Your task is to quote the material that follows, in full and exactly.

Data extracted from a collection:
>> start

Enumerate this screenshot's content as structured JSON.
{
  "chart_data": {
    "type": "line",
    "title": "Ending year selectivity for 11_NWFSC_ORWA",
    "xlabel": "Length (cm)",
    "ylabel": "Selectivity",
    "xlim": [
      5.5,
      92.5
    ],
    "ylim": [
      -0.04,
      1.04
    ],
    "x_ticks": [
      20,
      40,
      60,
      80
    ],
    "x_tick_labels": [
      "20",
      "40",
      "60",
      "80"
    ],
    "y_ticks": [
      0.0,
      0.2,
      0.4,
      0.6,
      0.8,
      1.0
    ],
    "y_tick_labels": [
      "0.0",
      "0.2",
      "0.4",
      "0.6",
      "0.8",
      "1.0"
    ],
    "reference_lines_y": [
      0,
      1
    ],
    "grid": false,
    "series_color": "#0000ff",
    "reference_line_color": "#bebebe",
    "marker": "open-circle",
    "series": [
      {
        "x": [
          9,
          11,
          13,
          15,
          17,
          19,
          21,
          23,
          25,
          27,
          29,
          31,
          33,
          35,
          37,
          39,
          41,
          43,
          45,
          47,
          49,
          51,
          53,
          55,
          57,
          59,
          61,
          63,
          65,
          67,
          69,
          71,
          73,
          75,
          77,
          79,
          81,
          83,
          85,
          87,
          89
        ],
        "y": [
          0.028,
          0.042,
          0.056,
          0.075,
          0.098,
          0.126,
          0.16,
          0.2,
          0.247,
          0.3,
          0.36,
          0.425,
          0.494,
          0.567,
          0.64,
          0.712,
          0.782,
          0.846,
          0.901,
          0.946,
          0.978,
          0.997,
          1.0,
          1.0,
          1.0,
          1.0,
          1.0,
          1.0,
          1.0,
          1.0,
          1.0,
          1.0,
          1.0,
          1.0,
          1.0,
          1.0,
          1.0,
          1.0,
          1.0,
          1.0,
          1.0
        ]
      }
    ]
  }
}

>> end

Correct response:
Enumerate this screenshot's content as structured JSON.
{
  "chart_data": {
    "type": "line",
    "title": "Ending year selectivity for 11_NWFSC_ORWA",
    "xlabel": "Length (cm)",
    "ylabel": "Selectivity",
    "xlim": [
      5.5,
      92.5
    ],
    "ylim": [
      -0.04,
      1.04
    ],
    "x_ticks": [
      20,
      40,
      60,
      80
    ],
    "x_tick_labels": [
      "20",
      "40",
      "60",
      "80"
    ],
    "y_ticks": [
      0.0,
      0.2,
      0.4,
      0.6,
      0.8,
      1.0
    ],
    "y_tick_labels": [
      "0.0",
      "0.2",
      "0.4",
      "0.6",
      "0.8",
      "1.0"
    ],
    "reference_lines_y": [
      0,
      1
    ],
    "grid": false,
    "series_color": "#0000ff",
    "reference_line_color": "#bebebe",
    "marker": "open-circle",
    "series": [
      {
        "x": [
          9,
          11,
          13,
          15,
          17,
          19,
          21,
          23,
          25,
          27,
          29,
          31,
          33,
          35,
          37,
          39,
          41,
          43,
          45,
          47,
          49,
          51,
          53,
          55,
          57,
          59,
          61,
          63,
          65,
          67,
          69,
          71,
          73,
          75,
          77,
          79,
          81,
          83,
          85,
          87,
          89
        ],
        "y": [
          0.028,
          0.042,
          0.056,
          0.075,
          0.098,
          0.126,
          0.16,
          0.2,
          0.247,
          0.3,
          0.36,
          0.425,
          0.494,
          0.567,
          0.64,
          0.712,
          0.782,
          0.846,
          0.901,
          0.946,
          0.978,
          0.997,
          1.0,
          1.0,
          1.0,
          1.0,
          1.0,
          1.0,
          1.0,
          1.0,
          1.0,
          1.0,
          1.0,
          1.0,
          1.0,
          1.0,
          1.0,
          1.0,
          1.0,
          1.0,
          1.0
        ]
      }
    ]
  }
}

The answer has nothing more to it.